Exercise details — Search the material below for the word "analysis" and copy every line in which it occurs.

Exercise materials —
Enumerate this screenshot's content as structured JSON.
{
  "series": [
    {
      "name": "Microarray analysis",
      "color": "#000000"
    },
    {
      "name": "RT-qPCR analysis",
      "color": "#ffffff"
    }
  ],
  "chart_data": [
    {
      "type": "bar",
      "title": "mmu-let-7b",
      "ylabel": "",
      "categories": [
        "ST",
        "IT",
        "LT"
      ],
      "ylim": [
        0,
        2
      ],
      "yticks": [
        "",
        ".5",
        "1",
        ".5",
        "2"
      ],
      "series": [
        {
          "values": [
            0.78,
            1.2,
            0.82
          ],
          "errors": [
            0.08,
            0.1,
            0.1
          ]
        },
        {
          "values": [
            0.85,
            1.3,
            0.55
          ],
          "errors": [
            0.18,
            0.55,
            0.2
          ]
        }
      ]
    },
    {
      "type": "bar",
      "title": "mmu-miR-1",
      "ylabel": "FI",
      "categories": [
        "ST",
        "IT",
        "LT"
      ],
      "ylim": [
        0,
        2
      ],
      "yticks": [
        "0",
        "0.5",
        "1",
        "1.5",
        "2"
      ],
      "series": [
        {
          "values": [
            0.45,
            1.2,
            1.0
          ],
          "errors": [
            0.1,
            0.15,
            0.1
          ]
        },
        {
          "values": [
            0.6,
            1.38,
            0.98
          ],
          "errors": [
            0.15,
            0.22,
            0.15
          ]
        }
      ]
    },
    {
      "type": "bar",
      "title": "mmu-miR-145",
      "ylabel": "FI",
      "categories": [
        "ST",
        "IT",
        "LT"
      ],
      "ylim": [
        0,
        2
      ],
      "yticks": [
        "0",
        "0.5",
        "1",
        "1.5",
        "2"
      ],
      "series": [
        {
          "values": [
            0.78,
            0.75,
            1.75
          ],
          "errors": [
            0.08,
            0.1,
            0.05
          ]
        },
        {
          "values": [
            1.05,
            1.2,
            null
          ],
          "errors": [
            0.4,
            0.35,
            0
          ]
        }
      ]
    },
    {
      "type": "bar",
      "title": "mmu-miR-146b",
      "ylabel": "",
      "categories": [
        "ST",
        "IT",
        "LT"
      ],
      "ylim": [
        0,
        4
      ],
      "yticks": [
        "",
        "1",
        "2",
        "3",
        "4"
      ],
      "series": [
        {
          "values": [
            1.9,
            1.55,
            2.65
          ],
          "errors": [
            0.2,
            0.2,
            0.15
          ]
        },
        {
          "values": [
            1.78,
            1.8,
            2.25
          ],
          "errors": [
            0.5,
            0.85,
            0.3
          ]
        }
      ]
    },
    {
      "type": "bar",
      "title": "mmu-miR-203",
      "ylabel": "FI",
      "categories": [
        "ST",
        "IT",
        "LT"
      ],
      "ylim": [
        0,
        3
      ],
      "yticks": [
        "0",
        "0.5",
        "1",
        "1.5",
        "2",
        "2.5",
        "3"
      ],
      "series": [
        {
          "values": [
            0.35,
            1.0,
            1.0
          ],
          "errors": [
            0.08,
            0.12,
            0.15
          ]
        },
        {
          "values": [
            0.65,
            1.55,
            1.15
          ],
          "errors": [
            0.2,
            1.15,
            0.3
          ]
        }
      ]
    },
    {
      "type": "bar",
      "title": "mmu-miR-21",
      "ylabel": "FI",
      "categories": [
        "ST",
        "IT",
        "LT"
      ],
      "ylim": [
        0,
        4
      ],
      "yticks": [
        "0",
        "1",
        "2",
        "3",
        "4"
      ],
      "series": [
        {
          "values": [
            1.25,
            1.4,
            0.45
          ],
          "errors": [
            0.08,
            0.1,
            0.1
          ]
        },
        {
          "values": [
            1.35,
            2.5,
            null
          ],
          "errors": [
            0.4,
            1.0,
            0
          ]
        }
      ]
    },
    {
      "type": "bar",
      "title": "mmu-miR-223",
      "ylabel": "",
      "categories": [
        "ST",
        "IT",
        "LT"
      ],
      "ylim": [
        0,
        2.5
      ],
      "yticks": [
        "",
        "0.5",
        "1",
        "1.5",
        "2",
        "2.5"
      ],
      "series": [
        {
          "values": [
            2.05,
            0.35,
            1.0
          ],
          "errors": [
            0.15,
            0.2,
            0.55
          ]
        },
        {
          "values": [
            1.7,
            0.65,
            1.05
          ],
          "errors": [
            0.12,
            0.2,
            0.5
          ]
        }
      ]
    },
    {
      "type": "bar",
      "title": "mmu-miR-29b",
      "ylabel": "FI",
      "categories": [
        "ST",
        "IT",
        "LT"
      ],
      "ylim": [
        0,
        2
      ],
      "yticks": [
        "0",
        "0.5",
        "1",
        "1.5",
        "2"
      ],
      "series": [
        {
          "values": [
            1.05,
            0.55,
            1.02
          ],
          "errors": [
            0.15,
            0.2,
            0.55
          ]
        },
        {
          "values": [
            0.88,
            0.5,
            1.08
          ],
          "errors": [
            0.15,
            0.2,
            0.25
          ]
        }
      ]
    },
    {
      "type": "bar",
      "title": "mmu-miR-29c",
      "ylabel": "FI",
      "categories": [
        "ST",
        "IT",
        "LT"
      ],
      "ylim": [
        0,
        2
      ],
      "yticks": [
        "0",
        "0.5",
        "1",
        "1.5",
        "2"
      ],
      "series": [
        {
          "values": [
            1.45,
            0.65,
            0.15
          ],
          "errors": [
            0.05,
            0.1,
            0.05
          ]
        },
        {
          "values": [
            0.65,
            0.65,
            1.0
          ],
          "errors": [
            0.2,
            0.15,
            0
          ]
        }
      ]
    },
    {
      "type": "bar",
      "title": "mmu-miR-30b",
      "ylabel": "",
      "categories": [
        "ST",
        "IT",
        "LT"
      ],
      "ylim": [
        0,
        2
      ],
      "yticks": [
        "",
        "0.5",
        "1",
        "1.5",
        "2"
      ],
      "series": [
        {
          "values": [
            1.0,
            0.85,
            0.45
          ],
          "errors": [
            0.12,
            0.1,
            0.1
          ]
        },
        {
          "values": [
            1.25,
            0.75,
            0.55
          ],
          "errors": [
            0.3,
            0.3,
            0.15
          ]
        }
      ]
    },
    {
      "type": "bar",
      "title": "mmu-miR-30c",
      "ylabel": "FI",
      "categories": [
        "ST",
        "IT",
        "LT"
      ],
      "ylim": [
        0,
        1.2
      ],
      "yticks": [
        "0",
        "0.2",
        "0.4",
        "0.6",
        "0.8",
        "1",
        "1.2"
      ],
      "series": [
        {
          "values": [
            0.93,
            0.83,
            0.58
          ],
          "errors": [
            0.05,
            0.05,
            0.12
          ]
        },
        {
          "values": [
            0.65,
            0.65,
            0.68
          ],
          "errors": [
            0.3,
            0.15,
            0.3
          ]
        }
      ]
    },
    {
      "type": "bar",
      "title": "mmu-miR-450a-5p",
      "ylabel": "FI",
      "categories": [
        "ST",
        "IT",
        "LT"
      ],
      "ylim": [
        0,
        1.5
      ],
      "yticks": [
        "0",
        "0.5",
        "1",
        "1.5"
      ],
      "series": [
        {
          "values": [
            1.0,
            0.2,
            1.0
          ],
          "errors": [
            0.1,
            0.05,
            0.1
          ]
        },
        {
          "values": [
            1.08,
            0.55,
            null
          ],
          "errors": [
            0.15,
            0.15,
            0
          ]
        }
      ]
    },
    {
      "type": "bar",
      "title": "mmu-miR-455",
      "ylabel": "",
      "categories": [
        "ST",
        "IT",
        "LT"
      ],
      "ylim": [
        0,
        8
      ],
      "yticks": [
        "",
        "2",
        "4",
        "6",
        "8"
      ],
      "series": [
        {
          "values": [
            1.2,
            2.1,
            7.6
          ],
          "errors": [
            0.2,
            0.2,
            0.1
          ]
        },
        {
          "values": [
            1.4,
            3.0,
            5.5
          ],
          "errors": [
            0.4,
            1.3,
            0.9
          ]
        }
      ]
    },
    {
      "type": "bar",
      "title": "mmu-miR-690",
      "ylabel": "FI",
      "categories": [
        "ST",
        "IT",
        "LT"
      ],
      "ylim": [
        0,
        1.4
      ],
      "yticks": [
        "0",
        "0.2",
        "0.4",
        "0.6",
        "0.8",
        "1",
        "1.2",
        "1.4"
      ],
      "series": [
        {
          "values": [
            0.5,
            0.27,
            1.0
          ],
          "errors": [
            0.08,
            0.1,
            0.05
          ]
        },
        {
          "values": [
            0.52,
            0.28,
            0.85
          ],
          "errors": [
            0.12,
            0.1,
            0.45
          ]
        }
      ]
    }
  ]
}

Task solution —
      "name": "Microarray analysis",
      "name": "RT-qPCR analysis",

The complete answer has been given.